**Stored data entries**
-- -- --

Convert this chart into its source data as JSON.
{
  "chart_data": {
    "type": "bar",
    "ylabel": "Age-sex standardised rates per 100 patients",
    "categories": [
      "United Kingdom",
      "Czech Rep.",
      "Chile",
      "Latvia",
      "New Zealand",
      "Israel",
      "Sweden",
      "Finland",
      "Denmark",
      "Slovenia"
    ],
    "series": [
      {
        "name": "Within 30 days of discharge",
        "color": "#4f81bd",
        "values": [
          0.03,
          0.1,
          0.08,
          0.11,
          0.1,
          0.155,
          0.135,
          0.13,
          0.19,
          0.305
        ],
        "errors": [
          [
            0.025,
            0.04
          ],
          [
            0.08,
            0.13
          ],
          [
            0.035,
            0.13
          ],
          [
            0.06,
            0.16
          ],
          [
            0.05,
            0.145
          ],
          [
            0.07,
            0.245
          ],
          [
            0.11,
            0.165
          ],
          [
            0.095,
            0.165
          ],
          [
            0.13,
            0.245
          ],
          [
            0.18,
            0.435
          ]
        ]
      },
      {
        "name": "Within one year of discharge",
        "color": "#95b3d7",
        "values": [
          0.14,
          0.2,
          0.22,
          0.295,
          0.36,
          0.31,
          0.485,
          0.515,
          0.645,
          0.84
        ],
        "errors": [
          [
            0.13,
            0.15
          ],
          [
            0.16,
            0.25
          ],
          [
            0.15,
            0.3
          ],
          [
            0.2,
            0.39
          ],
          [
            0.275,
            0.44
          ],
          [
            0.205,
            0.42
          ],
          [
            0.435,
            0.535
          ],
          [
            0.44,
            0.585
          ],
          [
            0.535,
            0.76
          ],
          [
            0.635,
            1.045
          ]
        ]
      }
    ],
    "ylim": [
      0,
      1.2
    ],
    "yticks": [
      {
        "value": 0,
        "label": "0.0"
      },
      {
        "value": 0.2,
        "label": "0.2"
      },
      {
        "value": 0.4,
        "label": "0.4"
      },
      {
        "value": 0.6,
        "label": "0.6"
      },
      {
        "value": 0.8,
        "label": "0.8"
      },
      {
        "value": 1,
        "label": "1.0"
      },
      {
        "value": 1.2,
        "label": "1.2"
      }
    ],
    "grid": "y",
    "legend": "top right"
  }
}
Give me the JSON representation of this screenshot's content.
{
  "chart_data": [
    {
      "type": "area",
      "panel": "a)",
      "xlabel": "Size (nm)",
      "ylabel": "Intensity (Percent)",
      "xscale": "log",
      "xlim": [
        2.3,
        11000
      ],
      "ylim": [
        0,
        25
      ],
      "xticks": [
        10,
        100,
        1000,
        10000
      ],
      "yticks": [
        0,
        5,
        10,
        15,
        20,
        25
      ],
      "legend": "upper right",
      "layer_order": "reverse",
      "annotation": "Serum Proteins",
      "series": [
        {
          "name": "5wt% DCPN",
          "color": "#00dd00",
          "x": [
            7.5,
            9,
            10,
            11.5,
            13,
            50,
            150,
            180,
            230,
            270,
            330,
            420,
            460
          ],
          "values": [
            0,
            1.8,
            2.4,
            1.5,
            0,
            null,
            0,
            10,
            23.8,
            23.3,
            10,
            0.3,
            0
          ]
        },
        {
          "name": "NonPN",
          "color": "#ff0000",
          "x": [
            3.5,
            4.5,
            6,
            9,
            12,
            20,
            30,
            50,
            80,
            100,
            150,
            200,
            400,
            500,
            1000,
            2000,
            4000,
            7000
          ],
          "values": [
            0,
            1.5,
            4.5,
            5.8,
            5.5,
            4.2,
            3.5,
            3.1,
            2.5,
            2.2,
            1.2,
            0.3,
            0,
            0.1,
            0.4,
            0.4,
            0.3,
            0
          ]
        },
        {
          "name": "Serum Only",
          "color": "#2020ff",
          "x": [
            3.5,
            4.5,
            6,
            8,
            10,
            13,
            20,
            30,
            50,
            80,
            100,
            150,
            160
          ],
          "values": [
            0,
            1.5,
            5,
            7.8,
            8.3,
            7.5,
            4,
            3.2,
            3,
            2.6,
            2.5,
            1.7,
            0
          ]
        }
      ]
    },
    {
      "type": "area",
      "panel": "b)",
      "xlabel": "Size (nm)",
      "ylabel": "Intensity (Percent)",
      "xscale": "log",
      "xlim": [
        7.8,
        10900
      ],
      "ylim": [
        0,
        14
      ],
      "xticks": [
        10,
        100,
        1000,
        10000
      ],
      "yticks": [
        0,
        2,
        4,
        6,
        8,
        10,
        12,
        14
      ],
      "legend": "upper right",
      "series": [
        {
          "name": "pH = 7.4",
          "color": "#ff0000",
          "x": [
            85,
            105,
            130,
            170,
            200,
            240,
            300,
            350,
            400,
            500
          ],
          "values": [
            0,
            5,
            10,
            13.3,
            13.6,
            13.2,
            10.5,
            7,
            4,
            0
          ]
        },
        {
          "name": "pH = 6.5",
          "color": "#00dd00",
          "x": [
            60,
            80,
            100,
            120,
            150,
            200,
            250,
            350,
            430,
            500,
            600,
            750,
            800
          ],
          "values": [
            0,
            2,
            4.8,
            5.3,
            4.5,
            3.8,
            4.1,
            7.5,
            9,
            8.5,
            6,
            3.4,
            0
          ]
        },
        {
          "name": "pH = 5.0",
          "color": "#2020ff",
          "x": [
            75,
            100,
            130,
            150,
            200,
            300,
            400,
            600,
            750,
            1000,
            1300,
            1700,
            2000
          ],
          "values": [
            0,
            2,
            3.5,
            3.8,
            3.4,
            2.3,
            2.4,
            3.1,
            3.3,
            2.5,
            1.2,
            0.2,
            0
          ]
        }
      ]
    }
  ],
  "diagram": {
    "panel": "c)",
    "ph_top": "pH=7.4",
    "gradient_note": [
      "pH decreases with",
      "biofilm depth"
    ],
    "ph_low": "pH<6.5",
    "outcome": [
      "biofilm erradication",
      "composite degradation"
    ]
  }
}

-- -- --

**TO DO**
Nothing in the records may be left out; reproduce them exactly.

**ANSWER TO THE PROBLEM**
Convert this chart into its source data as JSON.
{
  "chart_data": {
    "type": "bar",
    "ylabel": "Age-sex standardised rates per 100 patients",
    "categories": [
      "United Kingdom",
      "Czech Rep.",
      "Chile",
      "Latvia",
      "New Zealand",
      "Israel",
      "Sweden",
      "Finland",
      "Denmark",
      "Slovenia"
    ],
    "series": [
      {
        "name": "Within 30 days of discharge",
        "color": "#4f81bd",
        "values": [
          0.03,
          0.1,
          0.08,
          0.11,
          0.1,
          0.155,
          0.135,
          0.13,
          0.19,
          0.305
        ],
        "errors": [
          [
            0.025,
            0.04
          ],
          [
            0.08,
            0.13
          ],
          [
            0.035,
            0.13
          ],
          [
            0.06,
            0.16
          ],
          [
            0.05,
            0.145
          ],
          [
            0.07,
            0.245
          ],
          [
            0.11,
            0.165
          ],
          [
            0.095,
            0.165
          ],
          [
            0.13,
            0.245
          ],
          [
            0.18,
            0.435
          ]
        ]
      },
      {
        "name": "Within one year of discharge",
        "color": "#95b3d7",
        "values": [
          0.14,
          0.2,
          0.22,
          0.295,
          0.36,
          0.31,
          0.485,
          0.515,
          0.645,
          0.84
        ],
        "errors": [
          [
            0.13,
            0.15
          ],
          [
            0.16,
            0.25
          ],
          [
            0.15,
            0.3
          ],
          [
            0.2,
            0.39
          ],
          [
            0.275,
            0.44
          ],
          [
            0.205,
            0.42
          ],
          [
            0.435,
            0.535
          ],
          [
            0.44,
            0.585
          ],
          [
            0.535,
            0.76
          ],
          [
            0.635,
            1.045
          ]
        ]
      }
    ],
    "ylim": [
      0,
      1.2
    ],
    "yticks": [
      {
        "value": 0,
        "label": "0.0"
      },
      {
        "value": 0.2,
        "label": "0.2"
      },
      {
        "value": 0.4,
        "label": "0.4"
      },
      {
        "value": 0.6,
        "label": "0.6"
      },
      {
        "value": 0.8,
        "label": "0.8"
      },
      {
        "value": 1,
        "label": "1.0"
      },
      {
        "value": 1.2,
        "label": "1.2"
      }
    ],
    "grid": "y",
    "legend": "top right"
  }
}
Give me the JSON representation of this screenshot's content.
{
  "chart_data": [
    {
      "type": "area",
      "panel": "a)",
      "xlabel": "Size (nm)",
      "ylabel": "Intensity (Percent)",
      "xscale": "log",
      "xlim": [
        2.3,
        11000
      ],
      "ylim": [
        0,
        25
      ],
      "xticks": [
        10,
        100,
        1000,
        10000
      ],
      "yticks": [
        0,
        5,
        10,
        15,
        20,
        25
      ],
      "legend": "upper right",
      "layer_order": "reverse",
      "annotation": "Serum Proteins",
      "series": [
        {
          "name": "5wt% DCPN",
          "color": "#00dd00",
          "x": [
            7.5,
            9,
            10,
            11.5,
            13,
            50,
            150,
            180,
            230,
            270,
            330,
            420,
            460
          ],
          "values": [
            0,
            1.8,
            2.4,
            1.5,
            0,
            null,
            0,
            10,
            23.8,
            23.3,
            10,
            0.3,
            0
          ]
        },
        {
          "name": "NonPN",
          "color": "#ff0000",
          "x": [
            3.5,
            4.5,
            6,
            9,
            12,
            20,
            30,
            50,
            80,
            100,
            150,
            200,
            400,
            500,
            1000,
            2000,
            4000,
            7000
          ],
          "values": [
            0,
            1.5,
            4.5,
            5.8,
            5.5,
            4.2,
            3.5,
            3.1,
            2.5,
            2.2,
            1.2,
            0.3,
            0,
            0.1,
            0.4,
            0.4,
            0.3,
            0
          ]
        },
        {
          "name": "Serum Only",
          "color": "#2020ff",
          "x": [
            3.5,
            4.5,
            6,
            8,
            10,
            13,
            20,
            30,
            50,
            80,
            100,
            150,
            160
          ],
          "values": [
            0,
            1.5,
            5,
            7.8,
            8.3,
            7.5,
            4,
            3.2,
            3,
            2.6,
            2.5,
            1.7,
            0
          ]
        }
      ]
    },
    {
      "type": "area",
      "panel": "b)",
      "xlabel": "Size (nm)",
      "ylabel": "Intensity (Percent)",
      "xscale": "log",
      "xlim": [
        7.8,
        10900
      ],
      "ylim": [
        0,
        14
      ],
      "xticks": [
        10,
        100,
        1000,
        10000
      ],
      "yticks": [
        0,
        2,
        4,
        6,
        8,
        10,
        12,
        14
      ],
      "legend": "upper right",
      "series": [
        {
          "name": "pH = 7.4",
          "color": "#ff0000",
          "x": [
            85,
            105,
            130,
            170,
            200,
            240,
            300,
            350,
            400,
            500
          ],
          "values": [
            0,
            5,
            10,
            13.3,
            13.6,
            13.2,
            10.5,
            7,
            4,
            0
          ]
        },
        {
          "name": "pH = 6.5",
          "color": "#00dd00",
          "x": [
            60,
            80,
            100,
            120,
            150,
            200,
            250,
            350,
            430,
            500,
            600,
            750,
            800
          ],
          "values": [
            0,
            2,
            4.8,
            5.3,
            4.5,
            3.8,
            4.1,
            7.5,
            9,
            8.5,
            6,
            3.4,
            0
          ]
        },
        {
          "name": "pH = 5.0",
          "color": "#2020ff",
          "x": [
            75,
            100,
            130,
            150,
            200,
            300,
            400,
            600,
            750,
            1000,
            1300,
            1700,
            2000
          ],
          "values": [
            0,
            2,
            3.5,
            3.8,
            3.4,
            2.3,
            2.4,
            3.1,
            3.3,
            2.5,
            1.2,
            0.2,
            0
          ]
        }
      ]
    }
  ],
  "diagram": {
    "panel": "c)",
    "ph_top": "pH=7.4",
    "gradient_note": [
      "pH decreases with",
      "biofilm depth"
    ],
    "ph_low": "pH<6.5",
    "outcome": [
      "biofilm erradication",
      "composite degradation"
    ]
  }
}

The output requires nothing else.